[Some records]
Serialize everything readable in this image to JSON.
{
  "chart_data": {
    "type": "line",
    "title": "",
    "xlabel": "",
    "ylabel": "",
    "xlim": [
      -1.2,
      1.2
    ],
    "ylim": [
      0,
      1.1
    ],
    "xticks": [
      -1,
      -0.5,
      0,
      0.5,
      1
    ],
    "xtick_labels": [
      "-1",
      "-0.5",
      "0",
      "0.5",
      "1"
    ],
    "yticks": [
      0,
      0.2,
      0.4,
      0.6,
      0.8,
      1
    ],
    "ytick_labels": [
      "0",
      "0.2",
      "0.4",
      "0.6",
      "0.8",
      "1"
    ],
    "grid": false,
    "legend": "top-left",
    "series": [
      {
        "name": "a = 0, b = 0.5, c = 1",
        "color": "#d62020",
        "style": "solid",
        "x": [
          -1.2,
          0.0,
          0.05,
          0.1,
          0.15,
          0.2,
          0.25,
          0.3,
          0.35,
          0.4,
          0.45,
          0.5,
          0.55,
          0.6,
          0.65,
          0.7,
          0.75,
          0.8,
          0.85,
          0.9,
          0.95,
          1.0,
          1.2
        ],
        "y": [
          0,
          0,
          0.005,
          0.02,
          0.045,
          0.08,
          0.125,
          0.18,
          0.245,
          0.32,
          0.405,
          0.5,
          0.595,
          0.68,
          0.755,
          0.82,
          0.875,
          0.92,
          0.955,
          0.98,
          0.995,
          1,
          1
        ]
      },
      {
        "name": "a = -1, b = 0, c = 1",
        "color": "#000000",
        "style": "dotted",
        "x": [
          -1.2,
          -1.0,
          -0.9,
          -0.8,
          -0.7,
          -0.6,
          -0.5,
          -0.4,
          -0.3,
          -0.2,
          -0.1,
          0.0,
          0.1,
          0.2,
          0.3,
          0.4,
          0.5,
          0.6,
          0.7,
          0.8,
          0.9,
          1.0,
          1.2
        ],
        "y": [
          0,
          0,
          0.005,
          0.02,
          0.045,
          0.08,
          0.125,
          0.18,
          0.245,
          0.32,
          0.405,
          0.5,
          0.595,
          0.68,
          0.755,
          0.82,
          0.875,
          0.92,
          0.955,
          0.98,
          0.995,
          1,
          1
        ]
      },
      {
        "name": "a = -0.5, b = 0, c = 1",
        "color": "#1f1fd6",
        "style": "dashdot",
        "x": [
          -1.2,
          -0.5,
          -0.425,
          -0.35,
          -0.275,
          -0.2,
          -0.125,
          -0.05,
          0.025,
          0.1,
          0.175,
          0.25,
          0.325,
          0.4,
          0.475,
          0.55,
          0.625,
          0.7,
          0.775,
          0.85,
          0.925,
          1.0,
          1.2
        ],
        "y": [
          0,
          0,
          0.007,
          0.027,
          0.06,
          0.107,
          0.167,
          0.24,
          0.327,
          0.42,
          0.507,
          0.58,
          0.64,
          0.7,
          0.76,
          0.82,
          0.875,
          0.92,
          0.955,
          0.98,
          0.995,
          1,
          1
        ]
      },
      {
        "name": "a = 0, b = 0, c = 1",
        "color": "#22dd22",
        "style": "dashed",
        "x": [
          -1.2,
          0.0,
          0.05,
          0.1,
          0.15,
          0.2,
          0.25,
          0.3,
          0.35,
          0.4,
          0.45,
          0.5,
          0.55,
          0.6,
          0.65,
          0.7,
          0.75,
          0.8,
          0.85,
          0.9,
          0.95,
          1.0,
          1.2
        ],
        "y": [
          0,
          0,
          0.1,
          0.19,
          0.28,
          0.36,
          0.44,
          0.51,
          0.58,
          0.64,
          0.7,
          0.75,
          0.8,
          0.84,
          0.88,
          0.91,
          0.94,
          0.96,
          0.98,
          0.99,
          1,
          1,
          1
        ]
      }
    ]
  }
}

# WORK TO BE COMPLETED
Copy each line that holds the word "name".

# TASK ANSWER
        "name": "a = 0, b = 0.5, c = 1",
        "name": "a = -1, b = 0, c = 1",
        "name": "a = -0.5, b = 0, c = 1",
        "name": "a = 0, b = 0, c = 1",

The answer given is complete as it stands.